EXERCISE INPUTS:
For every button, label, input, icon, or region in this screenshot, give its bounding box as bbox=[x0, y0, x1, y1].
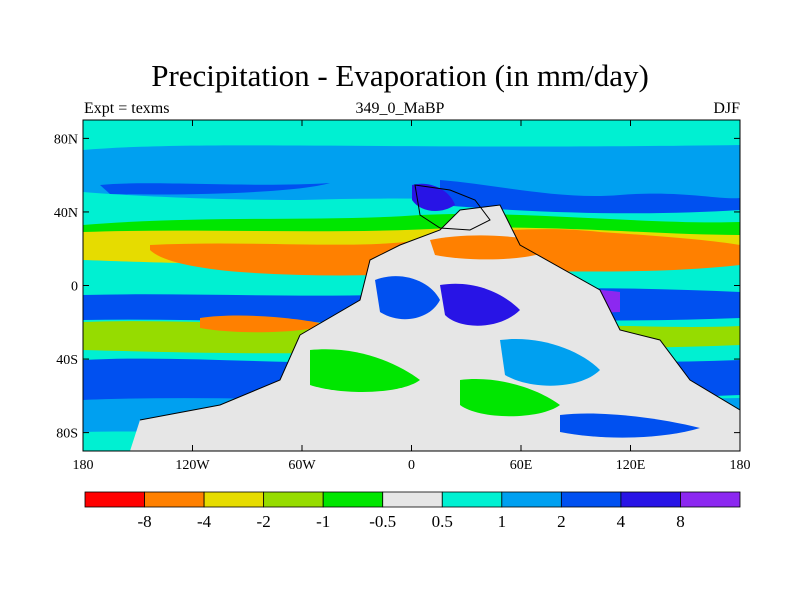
field-north-streak bbox=[100, 183, 330, 195]
x-tick-label: 180 bbox=[73, 458, 94, 473]
colorbar-label: 8 bbox=[676, 512, 685, 531]
colorbar-swatch bbox=[382, 491, 443, 508]
coastline-north bbox=[414, 184, 491, 231]
colorbar-label: -0.5 bbox=[369, 512, 396, 531]
x-tick-label: 60W bbox=[288, 458, 316, 473]
field-south-pole-blue bbox=[560, 413, 700, 438]
colorbar-label: -2 bbox=[257, 512, 271, 531]
colorbar-swatch bbox=[263, 491, 324, 508]
colorbar-label: -1 bbox=[316, 512, 330, 531]
x-tick-label: 180 bbox=[730, 458, 751, 473]
colorbar-swatch bbox=[680, 491, 741, 508]
colorbar: -8 -4 -2 -1 -0.5 0.5 1 2 4 8 bbox=[84, 491, 741, 531]
field-south-orange bbox=[200, 315, 330, 333]
field-land-north-blue bbox=[412, 183, 455, 212]
x-tick-label: 120E bbox=[616, 458, 646, 473]
colorbar-swatch bbox=[144, 491, 205, 508]
x-tick-label: 60E bbox=[510, 458, 533, 473]
coastline bbox=[139, 204, 740, 421]
field-land-lightblue bbox=[500, 339, 600, 386]
colorbar-swatch bbox=[84, 491, 145, 508]
experiment-label: Expt = texms bbox=[84, 100, 170, 117]
colorbar-label: 4 bbox=[617, 512, 626, 531]
field-storm-track-atl bbox=[440, 180, 740, 214]
time-label: 349_0_MaBP bbox=[355, 100, 445, 117]
colorbar-swatch bbox=[620, 491, 681, 508]
colorbar-swatch bbox=[560, 491, 622, 508]
field-land-blue bbox=[375, 276, 440, 320]
x-axis: 180 120W 60W 0 60E 120E 180 bbox=[73, 120, 751, 473]
season-label: DJF bbox=[713, 100, 740, 117]
colorbar-swatch bbox=[322, 491, 384, 508]
field-land-green bbox=[310, 349, 420, 392]
y-axis: 80N 40N 0 40S 80S bbox=[54, 132, 740, 442]
colorbar-swatch bbox=[441, 491, 503, 508]
y-tick-label: 80S bbox=[56, 427, 78, 442]
y-tick-label: 40N bbox=[54, 206, 78, 221]
colorbar-label: 1 bbox=[498, 512, 507, 531]
field-land-orange bbox=[430, 235, 560, 260]
y-tick-label: 40S bbox=[56, 353, 78, 368]
field-land-green2 bbox=[460, 379, 560, 417]
field-continent bbox=[130, 205, 740, 451]
colorbar-label: 2 bbox=[557, 512, 566, 531]
colorbar-label: -8 bbox=[137, 512, 151, 531]
colorbar-swatch bbox=[203, 491, 265, 508]
chart-title: Precipitation - Evaporation (in mm/day) bbox=[151, 58, 649, 93]
field-land-darkblue bbox=[440, 283, 520, 326]
colorbar-swatch bbox=[501, 491, 562, 508]
x-tick-label: 120W bbox=[175, 458, 210, 473]
y-tick-label: 80N bbox=[54, 132, 78, 147]
map-field bbox=[83, 120, 740, 451]
y-tick-label: 0 bbox=[71, 280, 78, 295]
colorbar-label: 0.5 bbox=[432, 512, 453, 531]
x-tick-label: 0 bbox=[408, 458, 415, 473]
colorbar-label: -4 bbox=[197, 512, 212, 531]
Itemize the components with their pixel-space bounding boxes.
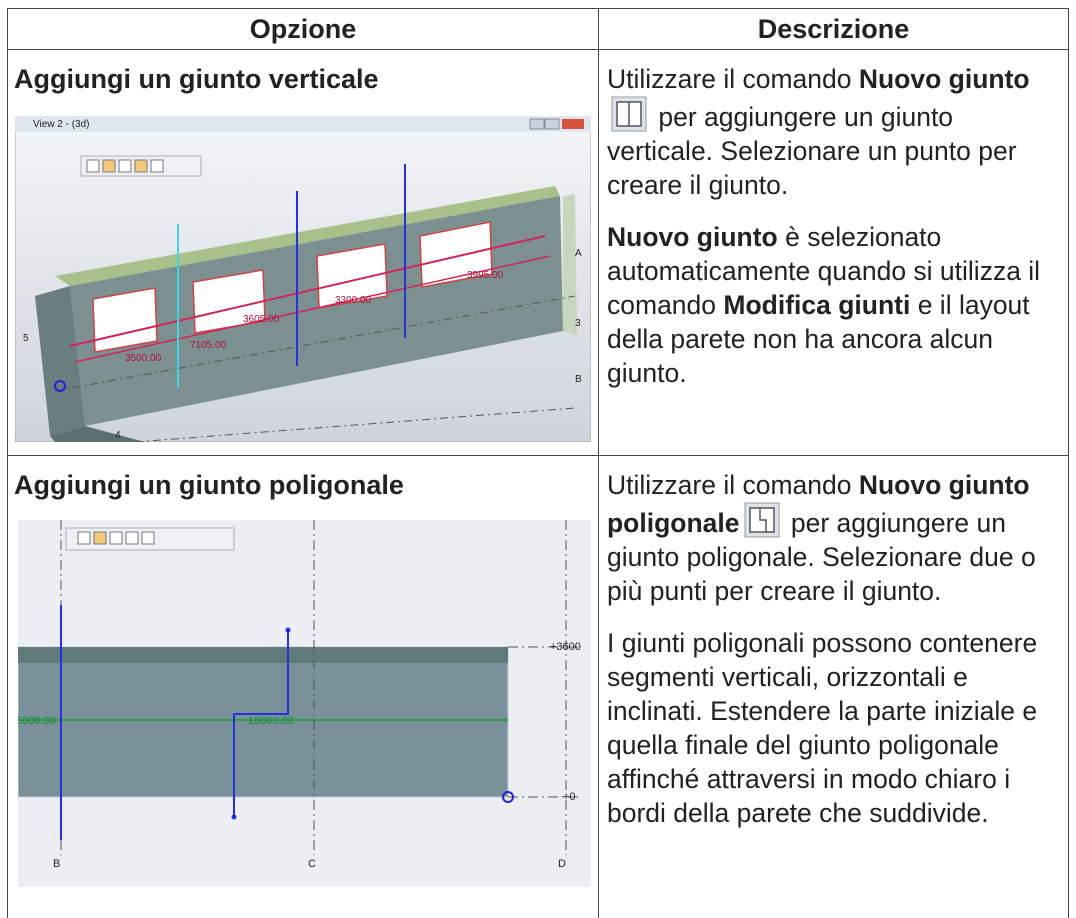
bold-text: Nuovo giunto <box>607 222 778 252</box>
image-label: 4 <box>115 430 121 441</box>
text: I giunti poligonali possono contenere se… <box>607 628 1038 828</box>
image-label: 10600.00 <box>248 715 294 727</box>
bold-text: Nuovo giunto poligonale <box>607 470 1030 538</box>
image-label: 6000.00 <box>18 715 56 727</box>
option-cell: Aggiungi un giunto verticale View 2 - (3… <box>7 49 599 456</box>
image-label: 3 <box>575 318 581 329</box>
image-label: +3600 <box>550 641 581 653</box>
text: per aggiungere un giunto poligonale. Sel… <box>607 508 1036 606</box>
image-label: View 2 - (3d) <box>33 119 90 130</box>
option-cell: Aggiungi un giunto poligonale 6000.00 106… <box>7 455 599 918</box>
bold-text: Modifica giunti <box>723 290 911 320</box>
option-title: Aggiungi un giunto poligonale <box>14 470 404 500</box>
option-title: Aggiungi un giunto verticale <box>14 64 379 94</box>
description-cell: Utilizzare il comando Nuovo giunto polig… <box>598 455 1069 918</box>
text: Utilizzare il comando <box>607 64 859 94</box>
new-polygon-joint-icon <box>744 502 779 538</box>
image-label: 5 <box>23 333 29 344</box>
image-label: C <box>308 858 316 870</box>
image-label: 3500.00 <box>125 353 162 364</box>
paragraph: I giunti poligonali possono contenere se… <box>607 626 1060 830</box>
options-table: Opzione Descrizione Aggiungi un giunto v… <box>7 8 1069 918</box>
image-label: 7105.00 <box>190 340 227 351</box>
row: Aggiungi un giunto verticale View 2 - (3… <box>7 49 1069 456</box>
screenshot-3d: View 2 - (3d) 3500.00 7105.00 3605.00 3300.0… <box>15 116 591 442</box>
bold-text: Nuovo giunto <box>858 64 1030 94</box>
screenshot-2d: 6000.00 10600.00 +3600 +0 B C D <box>18 520 591 887</box>
image-label: 3300.00 <box>335 295 372 306</box>
row: Aggiungi un giunto poligonale 6000.00 106… <box>7 455 1069 918</box>
image-label: +0 <box>563 791 576 803</box>
image-label: 3995.00 <box>467 270 504 281</box>
text: è selezionato automaticamente quando si … <box>607 222 1041 320</box>
description-cell: Utilizzare il comando Nuovo giunto per a… <box>598 49 1069 456</box>
image-label: D <box>558 858 566 870</box>
header-cell: Descrizione <box>598 8 1069 50</box>
image-label: B <box>575 374 582 385</box>
image-label: A <box>575 248 582 259</box>
image-label: 3605.00 <box>243 314 280 325</box>
paragraph: Utilizzare il comando Nuovo giunto per a… <box>607 62 1060 202</box>
paragraph: Nuovo giunto è selezionato automaticamen… <box>607 220 1060 390</box>
paragraph: Utilizzare il comando Nuovo giunto polig… <box>607 468 1060 608</box>
header-row: Opzione Descrizione <box>7 8 1069 50</box>
text: e il layout della parete non ha ancora a… <box>607 290 1030 388</box>
text: per aggiungere un giunto verticale. Sele… <box>607 102 1017 200</box>
text: Utilizzare il comando <box>607 470 859 500</box>
image-label: B <box>53 858 60 870</box>
header-cell: Opzione <box>7 8 599 50</box>
new-joint-icon <box>611 96 647 132</box>
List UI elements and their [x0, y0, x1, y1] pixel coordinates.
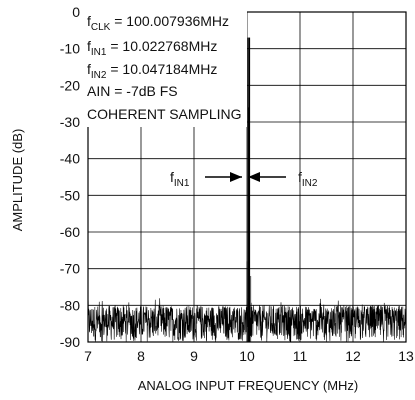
y-tick-label: -60 [60, 224, 80, 240]
x-tick-label: 7 [84, 348, 92, 364]
y-tick-label: -70 [60, 261, 80, 277]
fin1-annotation: fIN1 = 10.022768MHz [87, 38, 217, 58]
fclk-annotation: fCLK = 100.007936MHz [87, 13, 229, 33]
spectrum-trace [87, 37, 407, 342]
fin1-arrow-label: fIN1 [170, 169, 190, 189]
x-tick-label: 9 [190, 348, 198, 364]
x-tick-label: 13 [398, 348, 414, 364]
x-axis-title: ANALOG INPUT FREQUENCY (MHz) [138, 378, 359, 393]
y-tick-label: -80 [60, 297, 80, 313]
x-tick-labels: 7 8 9 10 11 12 13 [84, 348, 414, 364]
fin1-arrow [205, 172, 242, 182]
legend-box [81, 6, 247, 127]
y-tick-labels: 0 -10 -20 -30 -40 -50 -60 -70 -80 -90 [60, 4, 80, 350]
x-tick-label: 12 [345, 348, 361, 364]
y-tick-label: 0 [72, 4, 80, 20]
y-tick-label: -10 [60, 41, 80, 57]
x-tick-label: 11 [293, 348, 308, 364]
fin2-arrow [248, 172, 286, 182]
y-tick-label: -20 [60, 77, 80, 93]
y-tick-label: -30 [60, 114, 80, 130]
ain-annotation: AIN = -7dB FS [87, 83, 178, 99]
y-tick-label: -50 [60, 187, 80, 203]
x-tick-label: 10 [239, 348, 255, 364]
coherent-annotation: COHERENT SAMPLING [87, 106, 242, 122]
fin2-arrow-label: fIN2 [298, 169, 318, 189]
x-tick-label: 8 [137, 348, 145, 364]
fin2-annotation: fIN2 = 10.047184MHz [87, 61, 217, 81]
y-axis-title: AMPLITUDE (dB) [10, 129, 25, 232]
y-tick-label: -90 [60, 334, 80, 350]
y-tick-label: -40 [60, 151, 80, 167]
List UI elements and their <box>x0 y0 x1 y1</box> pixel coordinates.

PROBLEM DESCRIPTION:
Locate each line in the records above that contains the word "paragraph" and copy it out in full.

IN RESPONSE:
paragraph: I giunti poligonali possono contenere se… <box>607 626 1060 830</box>
paragraph: Utilizzare il comando Nuovo giunto per a… <box>607 62 1060 202</box>
paragraph: Nuovo giunto è selezionato automaticamen… <box>607 220 1060 390</box>
paragraph: Utilizzare il comando Nuovo giunto polig… <box>607 468 1060 608</box>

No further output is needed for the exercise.